Exercise brief =
Repeat, without any change, the entries presented below.
::::
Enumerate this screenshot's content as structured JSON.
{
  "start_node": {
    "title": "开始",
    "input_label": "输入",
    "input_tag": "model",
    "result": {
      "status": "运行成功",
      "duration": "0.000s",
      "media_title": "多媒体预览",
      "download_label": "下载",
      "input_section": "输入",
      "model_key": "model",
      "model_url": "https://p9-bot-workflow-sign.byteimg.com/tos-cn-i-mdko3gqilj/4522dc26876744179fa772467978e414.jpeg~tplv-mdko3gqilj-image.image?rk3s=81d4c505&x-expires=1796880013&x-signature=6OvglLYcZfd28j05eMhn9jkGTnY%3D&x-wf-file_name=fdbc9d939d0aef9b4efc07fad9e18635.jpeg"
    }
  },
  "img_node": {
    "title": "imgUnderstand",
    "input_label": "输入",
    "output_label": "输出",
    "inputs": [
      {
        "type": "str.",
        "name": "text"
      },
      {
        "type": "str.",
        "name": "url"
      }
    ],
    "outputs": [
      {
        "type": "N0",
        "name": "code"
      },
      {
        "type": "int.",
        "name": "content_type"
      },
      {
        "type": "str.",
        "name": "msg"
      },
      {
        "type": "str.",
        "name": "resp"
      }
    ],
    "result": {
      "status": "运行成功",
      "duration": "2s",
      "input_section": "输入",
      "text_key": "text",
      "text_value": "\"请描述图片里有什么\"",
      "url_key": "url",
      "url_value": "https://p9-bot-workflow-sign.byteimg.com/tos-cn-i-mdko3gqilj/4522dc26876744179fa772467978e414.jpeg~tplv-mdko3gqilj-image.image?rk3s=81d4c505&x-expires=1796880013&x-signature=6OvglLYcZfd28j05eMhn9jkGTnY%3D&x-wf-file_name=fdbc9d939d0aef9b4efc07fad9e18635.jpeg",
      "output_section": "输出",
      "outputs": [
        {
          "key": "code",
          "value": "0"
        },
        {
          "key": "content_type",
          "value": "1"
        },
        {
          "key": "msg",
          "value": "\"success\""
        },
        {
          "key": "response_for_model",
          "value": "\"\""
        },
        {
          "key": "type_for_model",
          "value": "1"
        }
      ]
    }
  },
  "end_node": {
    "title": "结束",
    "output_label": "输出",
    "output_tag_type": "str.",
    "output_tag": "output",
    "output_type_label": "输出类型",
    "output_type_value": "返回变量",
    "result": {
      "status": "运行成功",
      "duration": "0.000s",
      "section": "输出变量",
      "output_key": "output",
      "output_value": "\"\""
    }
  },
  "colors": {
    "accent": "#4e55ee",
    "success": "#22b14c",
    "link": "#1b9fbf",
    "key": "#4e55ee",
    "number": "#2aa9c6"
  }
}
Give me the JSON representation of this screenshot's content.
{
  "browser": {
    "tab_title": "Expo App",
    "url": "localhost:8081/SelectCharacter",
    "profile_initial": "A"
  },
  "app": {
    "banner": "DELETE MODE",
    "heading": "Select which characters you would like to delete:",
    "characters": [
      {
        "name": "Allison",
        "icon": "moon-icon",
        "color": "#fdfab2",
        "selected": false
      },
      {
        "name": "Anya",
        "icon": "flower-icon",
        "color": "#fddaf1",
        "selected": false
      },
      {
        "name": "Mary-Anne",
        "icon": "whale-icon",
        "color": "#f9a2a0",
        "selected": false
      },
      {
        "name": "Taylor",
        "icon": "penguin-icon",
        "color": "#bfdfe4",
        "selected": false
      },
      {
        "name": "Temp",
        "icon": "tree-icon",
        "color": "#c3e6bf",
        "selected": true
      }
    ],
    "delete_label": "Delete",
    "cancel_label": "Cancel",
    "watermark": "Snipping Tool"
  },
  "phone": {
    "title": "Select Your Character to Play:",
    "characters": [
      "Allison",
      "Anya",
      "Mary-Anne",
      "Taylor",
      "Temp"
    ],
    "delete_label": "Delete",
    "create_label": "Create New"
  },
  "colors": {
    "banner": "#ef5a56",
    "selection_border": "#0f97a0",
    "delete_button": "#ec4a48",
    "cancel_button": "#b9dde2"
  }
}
::::
Answer to this problem =
Enumerate this screenshot's content as structured JSON.
{
  "start_node": {
    "title": "开始",
    "input_label": "输入",
    "input_tag": "model",
    "result": {
      "status": "运行成功",
      "duration": "0.000s",
      "media_title": "多媒体预览",
      "download_label": "下载",
      "input_section": "输入",
      "model_key": "model",
      "model_url": "https://p9-bot-workflow-sign.byteimg.com/tos-cn-i-mdko3gqilj/4522dc26876744179fa772467978e414.jpeg~tplv-mdko3gqilj-image.image?rk3s=81d4c505&x-expires=1796880013&x-signature=6OvglLYcZfd28j05eMhn9jkGTnY%3D&x-wf-file_name=fdbc9d939d0aef9b4efc07fad9e18635.jpeg"
    }
  },
  "img_node": {
    "title": "imgUnderstand",
    "input_label": "输入",
    "output_label": "输出",
    "inputs": [
      {
        "type": "str.",
        "name": "text"
      },
      {
        "type": "str.",
        "name": "url"
      }
    ],
    "outputs": [
      {
        "type": "N0",
        "name": "code"
      },
      {
        "type": "int.",
        "name": "content_type"
      },
      {
        "type": "str.",
        "name": "msg"
      },
      {
        "type": "str.",
        "name": "resp"
      }
    ],
    "result": {
      "status": "运行成功",
      "duration": "2s",
      "input_section": "输入",
      "text_key": "text",
      "text_value": "\"请描述图片里有什么\"",
      "url_key": "url",
      "url_value": "https://p9-bot-workflow-sign.byteimg.com/tos-cn-i-mdko3gqilj/4522dc26876744179fa772467978e414.jpeg~tplv-mdko3gqilj-image.image?rk3s=81d4c505&x-expires=1796880013&x-signature=6OvglLYcZfd28j05eMhn9jkGTnY%3D&x-wf-file_name=fdbc9d939d0aef9b4efc07fad9e18635.jpeg",
      "output_section": "输出",
      "outputs": [
        {
          "key": "code",
          "value": "0"
        },
        {
          "key": "content_type",
          "value": "1"
        },
        {
          "key": "msg",
          "value": "\"success\""
        },
        {
          "key": "response_for_model",
          "value": "\"\""
        },
        {
          "key": "type_for_model",
          "value": "1"
        }
      ]
    }
  },
  "end_node": {
    "title": "结束",
    "output_label": "输出",
    "output_tag_type": "str.",
    "output_tag": "output",
    "output_type_label": "输出类型",
    "output_type_value": "返回变量",
    "result": {
      "status": "运行成功",
      "duration": "0.000s",
      "section": "输出变量",
      "output_key": "output",
      "output_value": "\"\""
    }
  },
  "colors": {
    "accent": "#4e55ee",
    "success": "#22b14c",
    "link": "#1b9fbf",
    "key": "#4e55ee",
    "number": "#2aa9c6"
  }
}
Give me the JSON representation of this screenshot's content.
{
  "browser": {
    "tab_title": "Expo App",
    "url": "localhost:8081/SelectCharacter",
    "profile_initial": "A"
  },
  "app": {
    "banner": "DELETE MODE",
    "heading": "Select which characters you would like to delete:",
    "characters": [
      {
        "name": "Allison",
        "icon": "moon-icon",
        "color": "#fdfab2",
        "selected": false
      },
      {
        "name": "Anya",
        "icon": "flower-icon",
        "color": "#fddaf1",
        "selected": false
      },
      {
        "name": "Mary-Anne",
        "icon": "whale-icon",
        "color": "#f9a2a0",
        "selected": false
      },
      {
        "name": "Taylor",
        "icon": "penguin-icon",
        "color": "#bfdfe4",
        "selected": false
      },
      {
        "name": "Temp",
        "icon": "tree-icon",
        "color": "#c3e6bf",
        "selected": true
      }
    ],
    "delete_label": "Delete",
    "cancel_label": "Cancel",
    "watermark": "Snipping Tool"
  },
  "phone": {
    "title": "Select Your Character to Play:",
    "characters": [
      "Allison",
      "Anya",
      "Mary-Anne",
      "Taylor",
      "Temp"
    ],
    "delete_label": "Delete",
    "create_label": "Create New"
  },
  "colors": {
    "banner": "#ef5a56",
    "selection_border": "#0f97a0",
    "delete_button": "#ec4a48",
    "cancel_button": "#b9dde2"
  }
}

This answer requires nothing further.